▶ _Task details_
Each record needs to be echoed exactly; can you do that?

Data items
:::

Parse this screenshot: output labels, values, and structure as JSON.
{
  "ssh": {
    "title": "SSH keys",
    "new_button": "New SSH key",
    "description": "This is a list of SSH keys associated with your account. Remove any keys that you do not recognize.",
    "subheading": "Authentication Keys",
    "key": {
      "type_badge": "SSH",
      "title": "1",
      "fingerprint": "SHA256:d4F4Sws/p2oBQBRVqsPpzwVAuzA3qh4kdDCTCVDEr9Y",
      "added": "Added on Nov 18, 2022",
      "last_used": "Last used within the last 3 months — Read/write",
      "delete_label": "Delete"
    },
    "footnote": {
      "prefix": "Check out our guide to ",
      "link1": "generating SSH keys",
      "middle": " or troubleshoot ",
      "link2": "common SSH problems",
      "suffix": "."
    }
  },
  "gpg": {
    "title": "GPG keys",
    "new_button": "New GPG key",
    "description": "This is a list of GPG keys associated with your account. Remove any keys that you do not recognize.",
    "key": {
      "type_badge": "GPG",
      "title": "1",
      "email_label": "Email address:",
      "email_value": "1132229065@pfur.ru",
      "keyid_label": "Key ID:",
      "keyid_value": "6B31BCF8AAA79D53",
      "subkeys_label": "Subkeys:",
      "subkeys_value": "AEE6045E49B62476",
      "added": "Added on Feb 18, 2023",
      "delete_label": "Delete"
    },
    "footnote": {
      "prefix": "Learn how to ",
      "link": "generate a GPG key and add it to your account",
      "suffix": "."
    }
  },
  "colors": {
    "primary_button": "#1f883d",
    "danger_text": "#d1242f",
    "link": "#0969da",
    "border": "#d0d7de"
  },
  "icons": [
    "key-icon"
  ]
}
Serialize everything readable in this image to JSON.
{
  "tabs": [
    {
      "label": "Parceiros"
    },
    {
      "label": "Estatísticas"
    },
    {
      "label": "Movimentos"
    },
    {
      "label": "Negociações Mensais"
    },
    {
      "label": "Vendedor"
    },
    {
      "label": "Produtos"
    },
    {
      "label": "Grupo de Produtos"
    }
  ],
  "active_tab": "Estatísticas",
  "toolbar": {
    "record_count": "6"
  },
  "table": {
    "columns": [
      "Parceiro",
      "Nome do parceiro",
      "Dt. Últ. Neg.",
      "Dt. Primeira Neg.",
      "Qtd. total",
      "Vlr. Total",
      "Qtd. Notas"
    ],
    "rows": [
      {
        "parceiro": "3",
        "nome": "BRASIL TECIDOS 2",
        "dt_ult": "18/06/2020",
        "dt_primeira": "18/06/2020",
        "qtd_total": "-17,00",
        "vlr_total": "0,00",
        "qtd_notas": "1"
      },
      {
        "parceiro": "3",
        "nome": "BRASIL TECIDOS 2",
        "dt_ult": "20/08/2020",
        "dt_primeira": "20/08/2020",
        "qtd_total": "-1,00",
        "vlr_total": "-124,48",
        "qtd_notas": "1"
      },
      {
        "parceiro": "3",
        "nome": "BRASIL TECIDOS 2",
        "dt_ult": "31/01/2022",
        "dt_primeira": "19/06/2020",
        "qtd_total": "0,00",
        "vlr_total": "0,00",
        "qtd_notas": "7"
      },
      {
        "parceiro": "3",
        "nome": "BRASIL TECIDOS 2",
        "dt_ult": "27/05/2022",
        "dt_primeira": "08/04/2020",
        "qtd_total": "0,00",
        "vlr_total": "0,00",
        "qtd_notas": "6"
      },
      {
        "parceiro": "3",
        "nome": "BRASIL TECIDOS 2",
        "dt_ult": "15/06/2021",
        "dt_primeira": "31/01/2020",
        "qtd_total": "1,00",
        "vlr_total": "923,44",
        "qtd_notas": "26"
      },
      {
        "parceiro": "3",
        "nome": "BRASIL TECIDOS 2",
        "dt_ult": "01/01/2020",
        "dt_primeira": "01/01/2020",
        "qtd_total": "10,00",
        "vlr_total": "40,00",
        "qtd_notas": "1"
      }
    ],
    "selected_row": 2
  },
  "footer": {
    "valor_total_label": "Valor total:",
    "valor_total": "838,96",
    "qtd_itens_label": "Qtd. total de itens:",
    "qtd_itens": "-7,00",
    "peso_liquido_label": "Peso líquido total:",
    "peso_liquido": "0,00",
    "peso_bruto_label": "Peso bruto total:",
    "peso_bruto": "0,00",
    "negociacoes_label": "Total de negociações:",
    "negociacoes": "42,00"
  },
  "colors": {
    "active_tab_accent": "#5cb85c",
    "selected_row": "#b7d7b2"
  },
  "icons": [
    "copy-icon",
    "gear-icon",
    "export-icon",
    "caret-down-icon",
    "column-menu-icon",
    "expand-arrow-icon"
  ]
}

:::

▶ _Task output_
Parse this screenshot: output labels, values, and structure as JSON.
{
  "ssh": {
    "title": "SSH keys",
    "new_button": "New SSH key",
    "description": "This is a list of SSH keys associated with your account. Remove any keys that you do not recognize.",
    "subheading": "Authentication Keys",
    "key": {
      "type_badge": "SSH",
      "title": "1",
      "fingerprint": "SHA256:d4F4Sws/p2oBQBRVqsPpzwVAuzA3qh4kdDCTCVDEr9Y",
      "added": "Added on Nov 18, 2022",
      "last_used": "Last used within the last 3 months — Read/write",
      "delete_label": "Delete"
    },
    "footnote": {
      "prefix": "Check out our guide to ",
      "link1": "generating SSH keys",
      "middle": " or troubleshoot ",
      "link2": "common SSH problems",
      "suffix": "."
    }
  },
  "gpg": {
    "title": "GPG keys",
    "new_button": "New GPG key",
    "description": "This is a list of GPG keys associated with your account. Remove any keys that you do not recognize.",
    "key": {
      "type_badge": "GPG",
      "title": "1",
      "email_label": "Email address:",
      "email_value": "1132229065@pfur.ru",
      "keyid_label": "Key ID:",
      "keyid_value": "6B31BCF8AAA79D53",
      "subkeys_label": "Subkeys:",
      "subkeys_value": "AEE6045E49B62476",
      "added": "Added on Feb 18, 2023",
      "delete_label": "Delete"
    },
    "footnote": {
      "prefix": "Learn how to ",
      "link": "generate a GPG key and add it to your account",
      "suffix": "."
    }
  },
  "colors": {
    "primary_button": "#1f883d",
    "danger_text": "#d1242f",
    "link": "#0969da",
    "border": "#d0d7de"
  },
  "icons": [
    "key-icon"
  ]
}
Serialize everything readable in this image to JSON.
{
  "tabs": [
    {
      "label": "Parceiros"
    },
    {
      "label": "Estatísticas"
    },
    {
      "label": "Movimentos"
    },
    {
      "label": "Negociações Mensais"
    },
    {
      "label": "Vendedor"
    },
    {
      "label": "Produtos"
    },
    {
      "label": "Grupo de Produtos"
    }
  ],
  "active_tab": "Estatísticas",
  "toolbar": {
    "record_count": "6"
  },
  "table": {
    "columns": [
      "Parceiro",
      "Nome do parceiro",
      "Dt. Últ. Neg.",
      "Dt. Primeira Neg.",
      "Qtd. total",
      "Vlr. Total",
      "Qtd. Notas"
    ],
    "rows": [
      {
        "parceiro": "3",
        "nome": "BRASIL TECIDOS 2",
        "dt_ult": "18/06/2020",
        "dt_primeira": "18/06/2020",
        "qtd_total": "-17,00",
        "vlr_total": "0,00",
        "qtd_notas": "1"
      },
      {
        "parceiro": "3",
        "nome": "BRASIL TECIDOS 2",
        "dt_ult": "20/08/2020",
        "dt_primeira": "20/08/2020",
        "qtd_total": "-1,00",
        "vlr_total": "-124,48",
        "qtd_notas": "1"
      },
      {
        "parceiro": "3",
        "nome": "BRASIL TECIDOS 2",
        "dt_ult": "31/01/2022",
        "dt_primeira": "19/06/2020",
        "qtd_total": "0,00",
        "vlr_total": "0,00",
        "qtd_notas": "7"
      },
      {
        "parceiro": "3",
        "nome": "BRASIL TECIDOS 2",
        "dt_ult": "27/05/2022",
        "dt_primeira": "08/04/2020",
        "qtd_total": "0,00",
        "vlr_total": "0,00",
        "qtd_notas": "6"
      },
      {
        "parceiro": "3",
        "nome": "BRASIL TECIDOS 2",
        "dt_ult": "15/06/2021",
        "dt_primeira": "31/01/2020",
        "qtd_total": "1,00",
        "vlr_total": "923,44",
        "qtd_notas": "26"
      },
      {
        "parceiro": "3",
        "nome": "BRASIL TECIDOS 2",
        "dt_ult": "01/01/2020",
        "dt_primeira": "01/01/2020",
        "qtd_total": "10,00",
        "vlr_total": "40,00",
        "qtd_notas": "1"
      }
    ],
    "selected_row": 2
  },
  "footer": {
    "valor_total_label": "Valor total:",
    "valor_total": "838,96",
    "qtd_itens_label": "Qtd. total de itens:",
    "qtd_itens": "-7,00",
    "peso_liquido_label": "Peso líquido total:",
    "peso_liquido": "0,00",
    "peso_bruto_label": "Peso bruto total:",
    "peso_bruto": "0,00",
    "negociacoes_label": "Total de negociações:",
    "negociacoes": "42,00"
  },
  "colors": {
    "active_tab_accent": "#5cb85c",
    "selected_row": "#b7d7b2"
  },
  "icons": [
    "copy-icon",
    "gear-icon",
    "export-icon",
    "caret-down-icon",
    "column-menu-icon",
    "expand-arrow-icon"
  ]
}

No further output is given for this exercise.